* Work to do
Repeat, exactly and completely, the material that follows. Omit the pictures.

* Dataset excerpt
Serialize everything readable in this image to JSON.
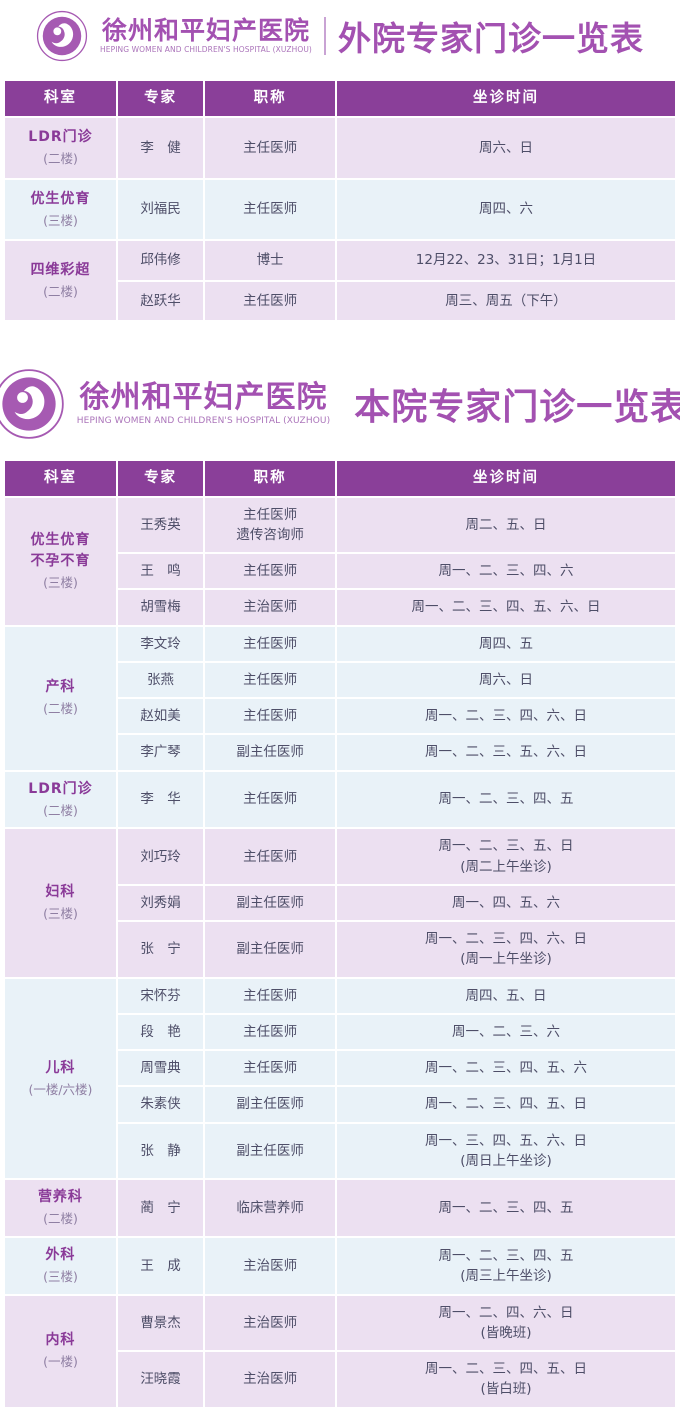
{
  "hospital": {
    "name": "徐州和平妇产医院",
    "name_en": "HEPING WOMEN AND CHILDREN'S HOSPITAL (XUZHOU)"
  },
  "colors": {
    "header_bg": "#8a3f99",
    "row_pink": "#ece0f1",
    "row_blue": "#e9f2f8",
    "accent": "#a351b1",
    "dept_color": "#8a3a98",
    "floor_color": "#8f7fa3",
    "body_text": "#4e4e68",
    "logo_purple": "#a65ab2"
  },
  "icons": {
    "logo": "mother-and-baby-circle-emblem"
  },
  "tables": [
    {
      "title": "外院专家门诊一览表",
      "columns": [
        "科室",
        "专家",
        "职称",
        "坐诊时间"
      ],
      "sections": [
        {
          "dept": "LDR门诊",
          "floor": "(二楼)",
          "tone": "pink",
          "rows": [
            {
              "name": "李　健",
              "title": "主任医师",
              "time": "周六、日"
            }
          ]
        },
        {
          "dept": "优生优育",
          "floor": "(三楼)",
          "tone": "blue",
          "rows": [
            {
              "name": "刘福民",
              "title": "主任医师",
              "time": "周四、六"
            }
          ]
        },
        {
          "dept": "四维彩超",
          "floor": "(二楼)",
          "tone": "pink",
          "rows": [
            {
              "name": "邱伟修",
              "title": "博士",
              "time": "12月22、23、31日；1月1日"
            },
            {
              "name": "赵跃华",
              "title": "主任医师",
              "time": "周三、周五（下午）"
            }
          ]
        }
      ]
    },
    {
      "title": "本院专家门诊一览表",
      "columns": [
        "科室",
        "专家",
        "职称",
        "坐诊时间"
      ],
      "sections": [
        {
          "dept": "优生优育\n不孕不育",
          "floor": "(三楼)",
          "tone": "pink",
          "rows": [
            {
              "name": "王秀英",
              "title": "主任医师\n遗传咨询师",
              "time": "周二、五、日"
            },
            {
              "name": "王　鸣",
              "title": "主任医师",
              "time": "周一、二、三、四、六"
            },
            {
              "name": "胡雪梅",
              "title": "主治医师",
              "time": "周一、二、三、四、五、六、日"
            }
          ]
        },
        {
          "dept": "产科",
          "floor": "(二楼)",
          "tone": "blue",
          "rows": [
            {
              "name": "李文玲",
              "title": "主任医师",
              "time": "周四、五"
            },
            {
              "name": "张燕",
              "title": "主任医师",
              "time": "周六、日"
            },
            {
              "name": "赵如美",
              "title": "主任医师",
              "time": "周一、二、三、四、六、日"
            },
            {
              "name": "李广琴",
              "title": "副主任医师",
              "time": "周一、二、三、五、六、日"
            }
          ]
        },
        {
          "dept": "LDR门诊",
          "floor": "(二楼)",
          "tone": "blue",
          "rows": [
            {
              "name": "李　华",
              "title": "主任医师",
              "time": "周一、二、三、四、五"
            }
          ]
        },
        {
          "dept": "妇科",
          "floor": "(三楼)",
          "tone": "pink",
          "rows": [
            {
              "name": "刘巧玲",
              "title": "主任医师",
              "time": "周一、二、三、五、日\n(周二上午坐诊)"
            },
            {
              "name": "刘秀娟",
              "title": "副主任医师",
              "time": "周一、四、五、六"
            },
            {
              "name": "张　宁",
              "title": "副主任医师",
              "time": "周一、二、三、四、六、日\n(周一上午坐诊)"
            }
          ]
        },
        {
          "dept": "儿科",
          "floor": "(一楼/六楼)",
          "tone": "blue",
          "rows": [
            {
              "name": "宋怀芬",
              "title": "主任医师",
              "time": "周四、五、日"
            },
            {
              "name": "段　艳",
              "title": "主任医师",
              "time": "周一、二、三、六"
            },
            {
              "name": "周雪典",
              "title": "主任医师",
              "time": "周一、二、三、四、五、六"
            },
            {
              "name": "朱素侠",
              "title": "副主任医师",
              "time": "周一、二、三、四、五、日"
            },
            {
              "name": "张　静",
              "title": "副主任医师",
              "time": "周一、三、四、五、六、日\n(周日上午坐诊)"
            }
          ]
        },
        {
          "dept": "营养科",
          "floor": "(二楼)",
          "tone": "pink",
          "rows": [
            {
              "name": "蔺　宁",
              "title": "临床营养师",
              "time": "周一、二、三、四、五"
            }
          ]
        },
        {
          "dept": "外科",
          "floor": "(三楼)",
          "tone": "blue",
          "rows": [
            {
              "name": "王　成",
              "title": "主治医师",
              "time": "周一、二、三、四、五\n(周三上午坐诊)"
            }
          ]
        },
        {
          "dept": "内科",
          "floor": "(一楼)",
          "tone": "pink",
          "rows": [
            {
              "name": "曹景杰",
              "title": "主治医师",
              "time": "周一、二、四、六、日\n(皆晚班)"
            },
            {
              "name": "汪晓霞",
              "title": "主治医师",
              "time": "周一、二、三、四、五、日\n(皆白班)"
            }
          ]
        }
      ]
    }
  ]
}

* Exercise answer
Serialize everything readable in this image to JSON.
{
  "hospital": {
    "name": "徐州和平妇产医院",
    "name_en": "HEPING WOMEN AND CHILDREN'S HOSPITAL (XUZHOU)"
  },
  "colors": {
    "header_bg": "#8a3f99",
    "row_pink": "#ece0f1",
    "row_blue": "#e9f2f8",
    "accent": "#a351b1",
    "dept_color": "#8a3a98",
    "floor_color": "#8f7fa3",
    "body_text": "#4e4e68",
    "logo_purple": "#a65ab2"
  },
  "icons": {
    "logo": "mother-and-baby-circle-emblem"
  },
  "tables": [
    {
      "title": "外院专家门诊一览表",
      "columns": [
        "科室",
        "专家",
        "职称",
        "坐诊时间"
      ],
      "sections": [
        {
          "dept": "LDR门诊",
          "floor": "(二楼)",
          "tone": "pink",
          "rows": [
            {
              "name": "李　健",
              "title": "主任医师",
              "time": "周六、日"
            }
          ]
        },
        {
          "dept": "优生优育",
          "floor": "(三楼)",
          "tone": "blue",
          "rows": [
            {
              "name": "刘福民",
              "title": "主任医师",
              "time": "周四、六"
            }
          ]
        },
        {
          "dept": "四维彩超",
          "floor": "(二楼)",
          "tone": "pink",
          "rows": [
            {
              "name": "邱伟修",
              "title": "博士",
              "time": "12月22、23、31日；1月1日"
            },
            {
              "name": "赵跃华",
              "title": "主任医师",
              "time": "周三、周五（下午）"
            }
          ]
        }
      ]
    },
    {
      "title": "本院专家门诊一览表",
      "columns": [
        "科室",
        "专家",
        "职称",
        "坐诊时间"
      ],
      "sections": [
        {
          "dept": "优生优育\n不孕不育",
          "floor": "(三楼)",
          "tone": "pink",
          "rows": [
            {
              "name": "王秀英",
              "title": "主任医师\n遗传咨询师",
              "time": "周二、五、日"
            },
            {
              "name": "王　鸣",
              "title": "主任医师",
              "time": "周一、二、三、四、六"
            },
            {
              "name": "胡雪梅",
              "title": "主治医师",
              "time": "周一、二、三、四、五、六、日"
            }
          ]
        },
        {
          "dept": "产科",
          "floor": "(二楼)",
          "tone": "blue",
          "rows": [
            {
              "name": "李文玲",
              "title": "主任医师",
              "time": "周四、五"
            },
            {
              "name": "张燕",
              "title": "主任医师",
              "time": "周六、日"
            },
            {
              "name": "赵如美",
              "title": "主任医师",
              "time": "周一、二、三、四、六、日"
            },
            {
              "name": "李广琴",
              "title": "副主任医师",
              "time": "周一、二、三、五、六、日"
            }
          ]
        },
        {
          "dept": "LDR门诊",
          "floor": "(二楼)",
          "tone": "blue",
          "rows": [
            {
              "name": "李　华",
              "title": "主任医师",
              "time": "周一、二、三、四、五"
            }
          ]
        },
        {
          "dept": "妇科",
          "floor": "(三楼)",
          "tone": "pink",
          "rows": [
            {
              "name": "刘巧玲",
              "title": "主任医师",
              "time": "周一、二、三、五、日\n(周二上午坐诊)"
            },
            {
              "name": "刘秀娟",
              "title": "副主任医师",
              "time": "周一、四、五、六"
            },
            {
              "name": "张　宁",
              "title": "副主任医师",
              "time": "周一、二、三、四、六、日\n(周一上午坐诊)"
            }
          ]
        },
        {
          "dept": "儿科",
          "floor": "(一楼/六楼)",
          "tone": "blue",
          "rows": [
            {
              "name": "宋怀芬",
              "title": "主任医师",
              "time": "周四、五、日"
            },
            {
              "name": "段　艳",
              "title": "主任医师",
              "time": "周一、二、三、六"
            },
            {
              "name": "周雪典",
              "title": "主任医师",
              "time": "周一、二、三、四、五、六"
            },
            {
              "name": "朱素侠",
              "title": "副主任医师",
              "time": "周一、二、三、四、五、日"
            },
            {
              "name": "张　静",
              "title": "副主任医师",
              "time": "周一、三、四、五、六、日\n(周日上午坐诊)"
            }
          ]
        },
        {
          "dept": "营养科",
          "floor": "(二楼)",
          "tone": "pink",
          "rows": [
            {
              "name": "蔺　宁",
              "title": "临床营养师",
              "time": "周一、二、三、四、五"
            }
          ]
        },
        {
          "dept": "外科",
          "floor": "(三楼)",
          "tone": "blue",
          "rows": [
            {
              "name": "王　成",
              "title": "主治医师",
              "time": "周一、二、三、四、五\n(周三上午坐诊)"
            }
          ]
        },
        {
          "dept": "内科",
          "floor": "(一楼)",
          "tone": "pink",
          "rows": [
            {
              "name": "曹景杰",
              "title": "主治医师",
              "time": "周一、二、四、六、日\n(皆晚班)"
            },
            {
              "name": "汪晓霞",
              "title": "主治医师",
              "time": "周一、二、三、四、五、日\n(皆白班)"
            }
          ]
        }
      ]
    }
  ]
}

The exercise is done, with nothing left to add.